• [Problem details]
Copy the lines that follow, keeping every character the same.

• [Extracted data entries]
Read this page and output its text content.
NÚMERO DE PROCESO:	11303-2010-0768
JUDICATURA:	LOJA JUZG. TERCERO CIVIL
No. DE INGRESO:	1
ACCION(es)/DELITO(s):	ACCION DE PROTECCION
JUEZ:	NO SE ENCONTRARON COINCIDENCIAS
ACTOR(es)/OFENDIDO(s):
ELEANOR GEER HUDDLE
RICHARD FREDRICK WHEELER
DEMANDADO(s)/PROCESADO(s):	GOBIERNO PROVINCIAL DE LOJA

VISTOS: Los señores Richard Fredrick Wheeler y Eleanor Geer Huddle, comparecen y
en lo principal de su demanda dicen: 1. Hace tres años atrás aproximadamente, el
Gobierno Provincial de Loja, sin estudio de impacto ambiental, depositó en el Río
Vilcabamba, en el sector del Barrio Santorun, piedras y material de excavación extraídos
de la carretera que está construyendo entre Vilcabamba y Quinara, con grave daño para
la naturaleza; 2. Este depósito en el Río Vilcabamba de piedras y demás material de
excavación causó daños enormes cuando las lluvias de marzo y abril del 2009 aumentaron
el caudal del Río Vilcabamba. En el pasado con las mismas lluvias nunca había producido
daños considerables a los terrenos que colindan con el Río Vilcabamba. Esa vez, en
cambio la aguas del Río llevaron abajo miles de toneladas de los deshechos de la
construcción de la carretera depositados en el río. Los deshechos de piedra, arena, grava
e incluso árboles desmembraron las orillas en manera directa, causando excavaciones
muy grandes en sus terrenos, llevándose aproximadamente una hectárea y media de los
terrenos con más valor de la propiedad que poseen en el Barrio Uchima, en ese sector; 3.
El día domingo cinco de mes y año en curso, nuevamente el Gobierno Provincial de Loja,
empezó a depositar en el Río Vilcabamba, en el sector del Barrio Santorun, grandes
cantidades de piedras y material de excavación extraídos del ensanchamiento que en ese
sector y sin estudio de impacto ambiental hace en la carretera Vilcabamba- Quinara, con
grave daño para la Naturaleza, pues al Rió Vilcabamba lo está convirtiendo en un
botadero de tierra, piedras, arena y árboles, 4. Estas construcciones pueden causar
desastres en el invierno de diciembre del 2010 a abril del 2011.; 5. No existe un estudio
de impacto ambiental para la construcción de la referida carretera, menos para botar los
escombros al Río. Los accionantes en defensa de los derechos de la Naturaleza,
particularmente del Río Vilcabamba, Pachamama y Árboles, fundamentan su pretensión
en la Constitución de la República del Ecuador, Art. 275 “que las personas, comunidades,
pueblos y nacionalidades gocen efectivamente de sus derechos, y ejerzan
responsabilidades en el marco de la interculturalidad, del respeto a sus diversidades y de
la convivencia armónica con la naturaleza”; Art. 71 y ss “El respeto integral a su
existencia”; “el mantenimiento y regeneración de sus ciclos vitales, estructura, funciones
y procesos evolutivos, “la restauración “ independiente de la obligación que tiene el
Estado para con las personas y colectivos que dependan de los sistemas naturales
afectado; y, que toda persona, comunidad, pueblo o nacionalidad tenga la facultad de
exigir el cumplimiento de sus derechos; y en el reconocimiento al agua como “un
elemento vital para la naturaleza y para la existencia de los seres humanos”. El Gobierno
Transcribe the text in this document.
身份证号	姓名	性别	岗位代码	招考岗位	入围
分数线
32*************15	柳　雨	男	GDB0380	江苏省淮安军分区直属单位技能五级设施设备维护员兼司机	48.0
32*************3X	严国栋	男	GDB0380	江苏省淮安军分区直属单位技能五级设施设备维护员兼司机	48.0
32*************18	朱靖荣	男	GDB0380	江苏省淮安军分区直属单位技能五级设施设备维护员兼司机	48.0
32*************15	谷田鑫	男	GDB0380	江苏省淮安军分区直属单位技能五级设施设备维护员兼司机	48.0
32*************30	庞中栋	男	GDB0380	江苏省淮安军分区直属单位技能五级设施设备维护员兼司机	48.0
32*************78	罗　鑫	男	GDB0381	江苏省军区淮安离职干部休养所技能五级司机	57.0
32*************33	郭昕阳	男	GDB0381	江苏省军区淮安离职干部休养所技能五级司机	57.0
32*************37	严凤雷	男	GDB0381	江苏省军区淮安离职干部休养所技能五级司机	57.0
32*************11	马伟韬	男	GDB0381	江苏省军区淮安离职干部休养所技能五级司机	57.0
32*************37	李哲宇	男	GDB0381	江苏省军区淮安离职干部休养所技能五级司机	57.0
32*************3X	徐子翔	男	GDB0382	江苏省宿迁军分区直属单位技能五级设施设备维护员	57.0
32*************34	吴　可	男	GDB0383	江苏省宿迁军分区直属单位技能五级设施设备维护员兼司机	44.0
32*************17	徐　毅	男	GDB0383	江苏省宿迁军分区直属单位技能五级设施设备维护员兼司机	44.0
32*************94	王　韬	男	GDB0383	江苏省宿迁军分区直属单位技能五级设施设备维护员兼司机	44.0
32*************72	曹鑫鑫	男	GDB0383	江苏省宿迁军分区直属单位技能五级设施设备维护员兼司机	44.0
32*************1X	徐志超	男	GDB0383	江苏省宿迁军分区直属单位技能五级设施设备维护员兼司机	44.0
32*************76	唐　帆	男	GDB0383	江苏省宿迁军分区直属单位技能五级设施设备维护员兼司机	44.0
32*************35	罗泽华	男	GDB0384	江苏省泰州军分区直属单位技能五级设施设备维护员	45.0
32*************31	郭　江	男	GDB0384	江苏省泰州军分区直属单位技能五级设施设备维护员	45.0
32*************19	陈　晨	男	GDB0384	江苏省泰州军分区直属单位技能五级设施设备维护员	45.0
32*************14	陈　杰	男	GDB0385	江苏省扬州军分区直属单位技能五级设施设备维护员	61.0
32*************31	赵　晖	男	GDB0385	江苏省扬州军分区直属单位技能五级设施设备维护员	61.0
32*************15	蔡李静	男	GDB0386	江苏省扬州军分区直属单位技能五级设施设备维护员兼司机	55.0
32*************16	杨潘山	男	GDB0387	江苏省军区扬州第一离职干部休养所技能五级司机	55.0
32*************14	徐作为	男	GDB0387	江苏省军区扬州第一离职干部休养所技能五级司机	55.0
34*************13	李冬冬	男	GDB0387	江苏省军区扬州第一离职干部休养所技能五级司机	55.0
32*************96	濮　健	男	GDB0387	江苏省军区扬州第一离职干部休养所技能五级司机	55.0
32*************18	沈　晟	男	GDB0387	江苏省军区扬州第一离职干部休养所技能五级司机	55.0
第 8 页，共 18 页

• [Correct result]
Read this page and output its text content.
NÚMERO DE PROCESO:	11303-2010-0768
JUDICATURA:	LOJA JUZG. TERCERO CIVIL
No. DE INGRESO:	1
ACCION(es)/DELITO(s):	ACCION DE PROTECCION
JUEZ:	NO SE ENCONTRARON COINCIDENCIAS
ACTOR(es)/OFENDIDO(s):
ELEANOR GEER HUDDLE
RICHARD FREDRICK WHEELER
DEMANDADO(s)/PROCESADO(s):	GOBIERNO PROVINCIAL DE LOJA

VISTOS: Los señores Richard Fredrick Wheeler y Eleanor Geer Huddle, comparecen y
en lo principal de su demanda dicen: 1. Hace tres años atrás aproximadamente, el
Gobierno Provincial de Loja, sin estudio de impacto ambiental, depositó en el Río
Vilcabamba, en el sector del Barrio Santorun, piedras y material de excavación extraídos
de la carretera que está construyendo entre Vilcabamba y Quinara, con grave daño para
la naturaleza; 2. Este depósito en el Río Vilcabamba de piedras y demás material de
excavación causó daños enormes cuando las lluvias de marzo y abril del 2009 aumentaron
el caudal del Río Vilcabamba. En el pasado con las mismas lluvias nunca había producido
daños considerables a los terrenos que colindan con el Río Vilcabamba. Esa vez, en
cambio la aguas del Río llevaron abajo miles de toneladas de los deshechos de la
construcción de la carretera depositados en el río. Los deshechos de piedra, arena, grava
e incluso árboles desmembraron las orillas en manera directa, causando excavaciones
muy grandes en sus terrenos, llevándose aproximadamente una hectárea y media de los
terrenos con más valor de la propiedad que poseen en el Barrio Uchima, en ese sector; 3.
El día domingo cinco de mes y año en curso, nuevamente el Gobierno Provincial de Loja,
empezó a depositar en el Río Vilcabamba, en el sector del Barrio Santorun, grandes
cantidades de piedras y material de excavación extraídos del ensanchamiento que en ese
sector y sin estudio de impacto ambiental hace en la carretera Vilcabamba- Quinara, con
grave daño para la Naturaleza, pues al Rió Vilcabamba lo está convirtiendo en un
botadero de tierra, piedras, arena y árboles, 4. Estas construcciones pueden causar
desastres en el invierno de diciembre del 2010 a abril del 2011.; 5. No existe un estudio
de impacto ambiental para la construcción de la referida carretera, menos para botar los
escombros al Río. Los accionantes en defensa de los derechos de la Naturaleza,
particularmente del Río Vilcabamba, Pachamama y Árboles, fundamentan su pretensión
en la Constitución de la República del Ecuador, Art. 275 “que las personas, comunidades,
pueblos y nacionalidades gocen efectivamente de sus derechos, y ejerzan
responsabilidades en el marco de la interculturalidad, del respeto a sus diversidades y de
la convivencia armónica con la naturaleza”; Art. 71 y ss “El respeto integral a su
existencia”; “el mantenimiento y regeneración de sus ciclos vitales, estructura, funciones
y procesos evolutivos, “la restauración “ independiente de la obligación que tiene el
Estado para con las personas y colectivos que dependan de los sistemas naturales
afectado; y, que toda persona, comunidad, pueblo o nacionalidad tenga la facultad de
exigir el cumplimiento de sus derechos; y en el reconocimiento al agua como “un
elemento vital para la naturaleza y para la existencia de los seres humanos”. El Gobierno
Transcribe the text in this document.
身份证号	姓名	性别	岗位代码	招考岗位	入围
分数线
32*************15	柳　雨	男	GDB0380	江苏省淮安军分区直属单位技能五级设施设备维护员兼司机	48.0
32*************3X	严国栋	男	GDB0380	江苏省淮安军分区直属单位技能五级设施设备维护员兼司机	48.0
32*************18	朱靖荣	男	GDB0380	江苏省淮安军分区直属单位技能五级设施设备维护员兼司机	48.0
32*************15	谷田鑫	男	GDB0380	江苏省淮安军分区直属单位技能五级设施设备维护员兼司机	48.0
32*************30	庞中栋	男	GDB0380	江苏省淮安军分区直属单位技能五级设施设备维护员兼司机	48.0
32*************78	罗　鑫	男	GDB0381	江苏省军区淮安离职干部休养所技能五级司机	57.0
32*************33	郭昕阳	男	GDB0381	江苏省军区淮安离职干部休养所技能五级司机	57.0
32*************37	严凤雷	男	GDB0381	江苏省军区淮安离职干部休养所技能五级司机	57.0
32*************11	马伟韬	男	GDB0381	江苏省军区淮安离职干部休养所技能五级司机	57.0
32*************37	李哲宇	男	GDB0381	江苏省军区淮安离职干部休养所技能五级司机	57.0
32*************3X	徐子翔	男	GDB0382	江苏省宿迁军分区直属单位技能五级设施设备维护员	57.0
32*************34	吴　可	男	GDB0383	江苏省宿迁军分区直属单位技能五级设施设备维护员兼司机	44.0
32*************17	徐　毅	男	GDB0383	江苏省宿迁军分区直属单位技能五级设施设备维护员兼司机	44.0
32*************94	王　韬	男	GDB0383	江苏省宿迁军分区直属单位技能五级设施设备维护员兼司机	44.0
32*************72	曹鑫鑫	男	GDB0383	江苏省宿迁军分区直属单位技能五级设施设备维护员兼司机	44.0
32*************1X	徐志超	男	GDB0383	江苏省宿迁军分区直属单位技能五级设施设备维护员兼司机	44.0
32*************76	唐　帆	男	GDB0383	江苏省宿迁军分区直属单位技能五级设施设备维护员兼司机	44.0
32*************35	罗泽华	男	GDB0384	江苏省泰州军分区直属单位技能五级设施设备维护员	45.0
32*************31	郭　江	男	GDB0384	江苏省泰州军分区直属单位技能五级设施设备维护员	45.0
32*************19	陈　晨	男	GDB0384	江苏省泰州军分区直属单位技能五级设施设备维护员	45.0
32*************14	陈　杰	男	GDB0385	江苏省扬州军分区直属单位技能五级设施设备维护员	61.0
32*************31	赵　晖	男	GDB0385	江苏省扬州军分区直属单位技能五级设施设备维护员	61.0
32*************15	蔡李静	男	GDB0386	江苏省扬州军分区直属单位技能五级设施设备维护员兼司机	55.0
32*************16	杨潘山	男	GDB0387	江苏省军区扬州第一离职干部休养所技能五级司机	55.0
32*************14	徐作为	男	GDB0387	江苏省军区扬州第一离职干部休养所技能五级司机	55.0
34*************13	李冬冬	男	GDB0387	江苏省军区扬州第一离职干部休养所技能五级司机	55.0
32*************96	濮　健	男	GDB0387	江苏省军区扬州第一离职干部休养所技能五级司机	55.0
32*************18	沈　晟	男	GDB0387	江苏省军区扬州第一离职干部休养所技能五级司机	55.0
第 8 页，共 18 页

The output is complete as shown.